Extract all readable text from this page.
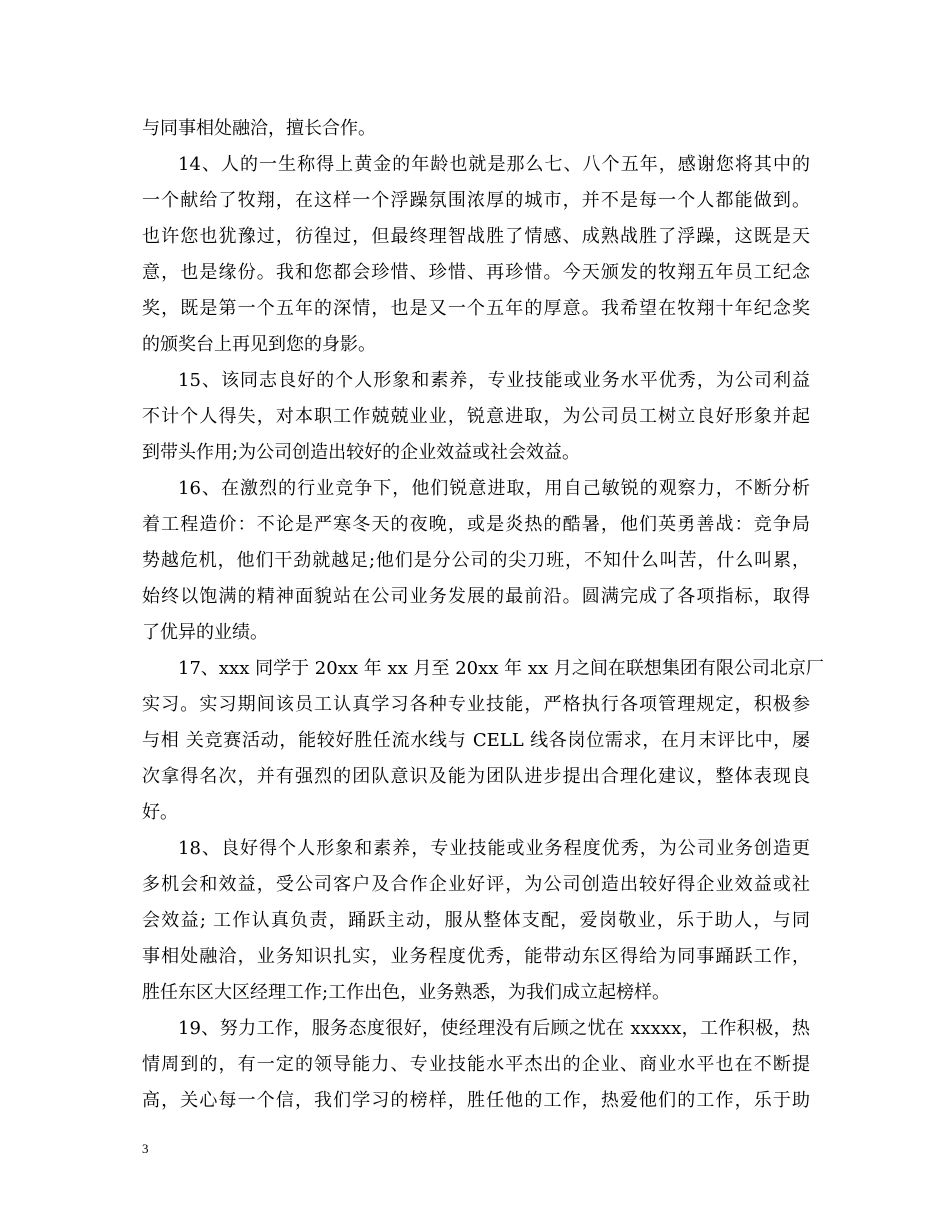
与同事相处融洽，擅长合作。
14、人的一生称得上黄金的年龄也就是那么七、八个五年，感谢您将其中的
一个献给了牧翔，在这样一个浮躁氛围浓厚的城市，并不是每一个人都能做到。
也许您也犹豫过，彷徨过，但最终理智战胜了情感、成熟战胜了浮躁，这既是天
意，也是缘份。我和您都会珍惜、珍惜、再珍惜。今天颁发的牧翔五年员工纪念
奖，既是第一个五年的深情，也是又一个五年的厚意。我希望在牧翔十年纪念奖
的颁奖台上再见到您的身影。
15、该同志良好的个人形象和素养，专业技能或业务水平优秀，为公司利益
不计个人得失，对本职工作兢兢业业，锐意进取，为公司员工树立良好形象并起
到带头作用;为公司创造出较好的企业效益或社会效益。
16、在激烈的行业竞争下，他们锐意进取，用自己敏锐的观察力，不断分析
着工程造价：不论是严寒冬天的夜晚，或是炎热的酷暑，他们英勇善战：竞争局
势越危机，他们干劲就越足;他们是分公司的尖刀班，不知什么叫苦，什么叫累，
始终以饱满的精神面貌站在公司业务发展的最前沿。圆满完成了各项指标，取得
了优异的业绩。
17、xxx 同学于 20xx 年 xx 月至 20xx 年 xx 月之间在联想集团有限公司北京厂
实习。实习期间该员工认真学习各种专业技能，严格执行各项管理规定，积极参
与相 关竞赛活动，能较好胜任流水线与 CELL 线各岗位需求，在月末评比中，屡
次拿得名次，并有强烈的团队意识及能为团队进步提出合理化建议，整体表现良
好。
18、良好得个人形象和素养，专业技能或业务程度优秀，为公司业务创造更
多机会和效益，受公司客户及合作企业好评，为公司创造出较好得企业效益或社
会效益; 工作认真负责，踊跃主动，服从整体支配，爱岗敬业，乐于助人，与同
事相处融洽，业务知识扎实，业务程度优秀，能带动东区得给为同事踊跃工作，
胜任东区大区经理工作;工作出色，业务熟悉，为我们成立起榜样。
19、努力工作，服务态度很好，使经理没有后顾之忧在 xxxxx，工作积极，热
情周到的，有一定的领导能力、专业技能水平杰出的企业、商业水平也在不断提
高，关心每一个信，我们学习的榜样，胜任他的工作，热爱他们的工作，乐于助
3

================================

## [Exercise brief]
Repeat the records word for word. Any picture in them should be left out.

## [Complete answer]
Extract all readable text from this page.
与同事相处融洽，擅长合作。
14、人的一生称得上黄金的年龄也就是那么七、八个五年，感谢您将其中的
一个献给了牧翔，在这样一个浮躁氛围浓厚的城市，并不是每一个人都能做到。
也许您也犹豫过，彷徨过，但最终理智战胜了情感、成熟战胜了浮躁，这既是天
意，也是缘份。我和您都会珍惜、珍惜、再珍惜。今天颁发的牧翔五年员工纪念
奖，既是第一个五年的深情，也是又一个五年的厚意。我希望在牧翔十年纪念奖
的颁奖台上再见到您的身影。
15、该同志良好的个人形象和素养，专业技能或业务水平优秀，为公司利益
不计个人得失，对本职工作兢兢业业，锐意进取，为公司员工树立良好形象并起
到带头作用;为公司创造出较好的企业效益或社会效益。
16、在激烈的行业竞争下，他们锐意进取，用自己敏锐的观察力，不断分析
着工程造价：不论是严寒冬天的夜晚，或是炎热的酷暑，他们英勇善战：竞争局
势越危机，他们干劲就越足;他们是分公司的尖刀班，不知什么叫苦，什么叫累，
始终以饱满的精神面貌站在公司业务发展的最前沿。圆满完成了各项指标，取得
了优异的业绩。
17、xxx 同学于 20xx 年 xx 月至 20xx 年 xx 月之间在联想集团有限公司北京厂
实习。实习期间该员工认真学习各种专业技能，严格执行各项管理规定，积极参
与相 关竞赛活动，能较好胜任流水线与 CELL 线各岗位需求，在月末评比中，屡
次拿得名次，并有强烈的团队意识及能为团队进步提出合理化建议，整体表现良
好。
18、良好得个人形象和素养，专业技能或业务程度优秀，为公司业务创造更
多机会和效益，受公司客户及合作企业好评，为公司创造出较好得企业效益或社
会效益; 工作认真负责，踊跃主动，服从整体支配，爱岗敬业，乐于助人，与同
事相处融洽，业务知识扎实，业务程度优秀，能带动东区得给为同事踊跃工作，
胜任东区大区经理工作;工作出色，业务熟悉，为我们成立起榜样。
19、努力工作，服务态度很好，使经理没有后顾之忧在 xxxxx，工作积极，热
情周到的，有一定的领导能力、专业技能水平杰出的企业、商业水平也在不断提
高，关心每一个信，我们学习的榜样，胜任他的工作，热爱他们的工作，乐于助
3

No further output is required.